(Dataset entries)
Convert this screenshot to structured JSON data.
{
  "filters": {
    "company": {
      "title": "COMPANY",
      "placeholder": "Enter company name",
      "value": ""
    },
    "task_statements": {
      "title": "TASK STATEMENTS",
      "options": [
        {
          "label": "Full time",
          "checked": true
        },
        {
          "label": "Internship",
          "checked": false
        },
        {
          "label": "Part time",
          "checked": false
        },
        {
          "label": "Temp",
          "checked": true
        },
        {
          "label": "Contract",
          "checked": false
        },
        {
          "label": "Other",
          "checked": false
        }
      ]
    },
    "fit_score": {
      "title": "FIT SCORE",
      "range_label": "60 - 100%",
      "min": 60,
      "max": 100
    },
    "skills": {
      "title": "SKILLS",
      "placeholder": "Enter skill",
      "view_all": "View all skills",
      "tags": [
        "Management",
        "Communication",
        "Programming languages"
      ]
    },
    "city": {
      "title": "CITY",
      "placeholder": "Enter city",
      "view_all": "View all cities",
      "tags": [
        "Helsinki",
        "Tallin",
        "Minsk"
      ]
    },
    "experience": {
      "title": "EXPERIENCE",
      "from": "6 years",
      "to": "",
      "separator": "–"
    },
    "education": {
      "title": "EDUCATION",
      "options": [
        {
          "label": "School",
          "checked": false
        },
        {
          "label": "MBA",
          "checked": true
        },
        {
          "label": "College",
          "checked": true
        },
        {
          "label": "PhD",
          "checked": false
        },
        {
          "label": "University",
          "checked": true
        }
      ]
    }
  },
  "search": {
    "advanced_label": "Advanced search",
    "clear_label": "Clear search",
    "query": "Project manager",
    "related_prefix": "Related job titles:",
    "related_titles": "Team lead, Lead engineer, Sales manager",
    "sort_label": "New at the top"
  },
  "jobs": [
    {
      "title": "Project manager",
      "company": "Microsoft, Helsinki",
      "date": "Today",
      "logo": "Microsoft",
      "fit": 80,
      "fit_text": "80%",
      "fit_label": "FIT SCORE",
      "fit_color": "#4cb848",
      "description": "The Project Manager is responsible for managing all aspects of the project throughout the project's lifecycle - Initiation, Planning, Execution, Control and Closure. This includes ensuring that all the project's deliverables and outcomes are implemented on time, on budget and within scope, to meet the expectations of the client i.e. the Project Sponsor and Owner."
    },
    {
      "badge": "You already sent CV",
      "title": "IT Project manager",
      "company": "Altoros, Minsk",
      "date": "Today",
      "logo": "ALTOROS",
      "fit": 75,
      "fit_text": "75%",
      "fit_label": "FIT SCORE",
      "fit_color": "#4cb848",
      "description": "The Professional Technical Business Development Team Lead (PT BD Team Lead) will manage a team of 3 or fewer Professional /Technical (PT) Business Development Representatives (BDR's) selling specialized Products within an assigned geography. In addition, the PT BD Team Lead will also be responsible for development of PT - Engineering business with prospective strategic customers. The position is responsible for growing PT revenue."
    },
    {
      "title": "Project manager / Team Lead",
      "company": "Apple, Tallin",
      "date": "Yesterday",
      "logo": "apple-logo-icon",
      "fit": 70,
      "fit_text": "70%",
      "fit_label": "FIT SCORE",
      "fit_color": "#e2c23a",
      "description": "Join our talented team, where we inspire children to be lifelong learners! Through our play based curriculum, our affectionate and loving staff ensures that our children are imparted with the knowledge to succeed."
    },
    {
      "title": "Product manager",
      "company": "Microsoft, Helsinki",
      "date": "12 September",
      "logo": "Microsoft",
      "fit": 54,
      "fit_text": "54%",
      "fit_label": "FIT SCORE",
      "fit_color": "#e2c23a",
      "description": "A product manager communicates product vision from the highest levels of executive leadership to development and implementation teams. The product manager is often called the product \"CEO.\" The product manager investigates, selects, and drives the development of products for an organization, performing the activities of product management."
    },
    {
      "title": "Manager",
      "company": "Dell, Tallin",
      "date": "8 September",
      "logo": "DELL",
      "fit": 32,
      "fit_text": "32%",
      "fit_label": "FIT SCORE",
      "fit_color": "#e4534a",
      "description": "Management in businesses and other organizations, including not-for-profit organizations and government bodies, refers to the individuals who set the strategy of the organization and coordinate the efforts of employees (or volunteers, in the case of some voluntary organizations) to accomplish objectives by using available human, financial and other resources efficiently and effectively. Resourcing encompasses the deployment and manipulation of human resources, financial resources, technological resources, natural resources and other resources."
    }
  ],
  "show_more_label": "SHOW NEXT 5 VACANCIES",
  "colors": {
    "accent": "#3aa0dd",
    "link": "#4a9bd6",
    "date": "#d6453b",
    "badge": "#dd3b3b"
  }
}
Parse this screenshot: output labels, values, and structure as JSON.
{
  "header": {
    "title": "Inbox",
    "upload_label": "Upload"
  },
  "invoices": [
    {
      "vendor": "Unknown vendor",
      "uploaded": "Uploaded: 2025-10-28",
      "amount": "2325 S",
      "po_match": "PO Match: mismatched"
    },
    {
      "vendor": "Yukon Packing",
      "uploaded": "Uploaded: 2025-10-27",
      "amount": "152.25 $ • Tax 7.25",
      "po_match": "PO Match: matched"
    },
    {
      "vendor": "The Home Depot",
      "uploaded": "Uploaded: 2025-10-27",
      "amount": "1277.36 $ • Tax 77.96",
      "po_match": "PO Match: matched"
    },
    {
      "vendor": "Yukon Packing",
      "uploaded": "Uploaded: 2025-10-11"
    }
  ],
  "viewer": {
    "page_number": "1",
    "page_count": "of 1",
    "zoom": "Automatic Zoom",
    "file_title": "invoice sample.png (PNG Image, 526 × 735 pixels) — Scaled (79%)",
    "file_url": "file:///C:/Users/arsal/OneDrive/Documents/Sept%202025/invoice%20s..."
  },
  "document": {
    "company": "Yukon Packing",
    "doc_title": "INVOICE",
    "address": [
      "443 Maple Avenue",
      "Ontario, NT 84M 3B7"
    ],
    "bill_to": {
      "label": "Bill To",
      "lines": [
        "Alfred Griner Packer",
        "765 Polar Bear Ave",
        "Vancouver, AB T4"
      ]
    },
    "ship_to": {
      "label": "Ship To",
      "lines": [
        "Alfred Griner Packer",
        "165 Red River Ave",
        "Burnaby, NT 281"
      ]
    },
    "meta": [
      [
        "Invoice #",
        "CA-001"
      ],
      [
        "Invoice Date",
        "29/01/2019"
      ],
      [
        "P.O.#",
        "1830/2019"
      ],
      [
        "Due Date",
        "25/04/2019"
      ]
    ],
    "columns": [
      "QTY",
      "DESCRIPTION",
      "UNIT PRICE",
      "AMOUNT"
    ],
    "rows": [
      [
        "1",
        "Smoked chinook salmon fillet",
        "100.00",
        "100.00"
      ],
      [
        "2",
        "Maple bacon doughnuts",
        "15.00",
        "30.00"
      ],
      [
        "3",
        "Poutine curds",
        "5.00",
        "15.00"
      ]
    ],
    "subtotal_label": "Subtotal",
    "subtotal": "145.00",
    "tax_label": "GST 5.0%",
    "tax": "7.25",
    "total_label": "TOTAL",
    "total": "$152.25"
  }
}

_WORK TO COMPLETE_: How many lines of the entries above hold the string "Maple"? Reply with the number alone.

_REPLY_: 2